** START **

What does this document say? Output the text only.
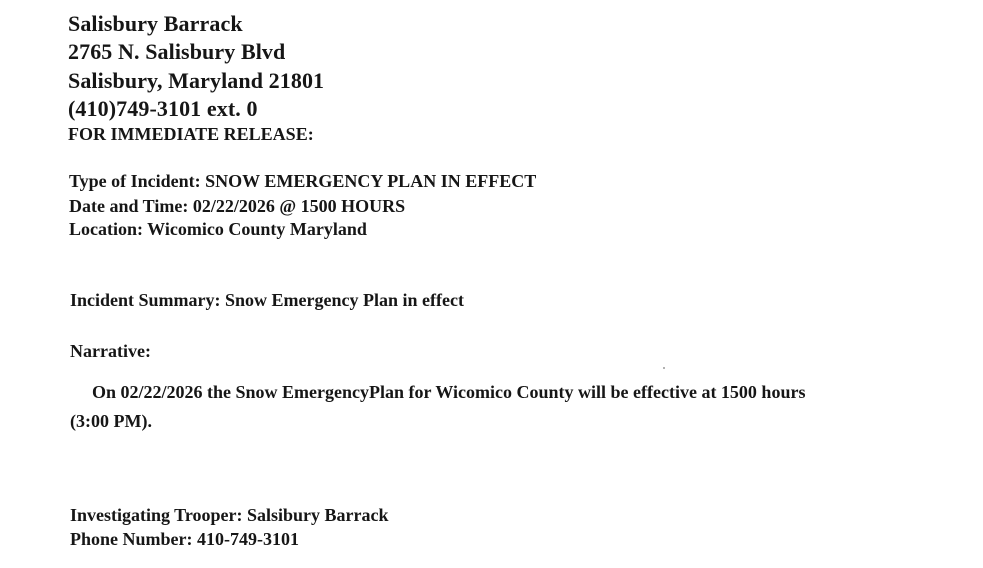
Salisbury Barrack
2765 N. Salisbury Blvd
Salisbury, Maryland 21801
(410)749-3101 ext. 0
FOR IMMEDIATE RELEASE:
Type of Incident: SNOW EMERGENCY PLAN IN EFFECT
Date and Time: 02/22/2026 @ 1500 HOURS
Location: Wicomico County Maryland
Incident Summary: Snow Emergency Plan in effect
Narrative:
On 02/22/2026 the Snow EmergencyPlan for Wicomico County will be effective at 1500 hours
(3:00 PM).
Investigating Trooper: Salsibury Barrack
Phone Number: 410-749-3101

** END **

== Task prompt ==
Your task is to gather every line with the word "Maryland" and copy it.

== Exercise answer ==
Salisbury, Maryland 21801
Location: Wicomico County Maryland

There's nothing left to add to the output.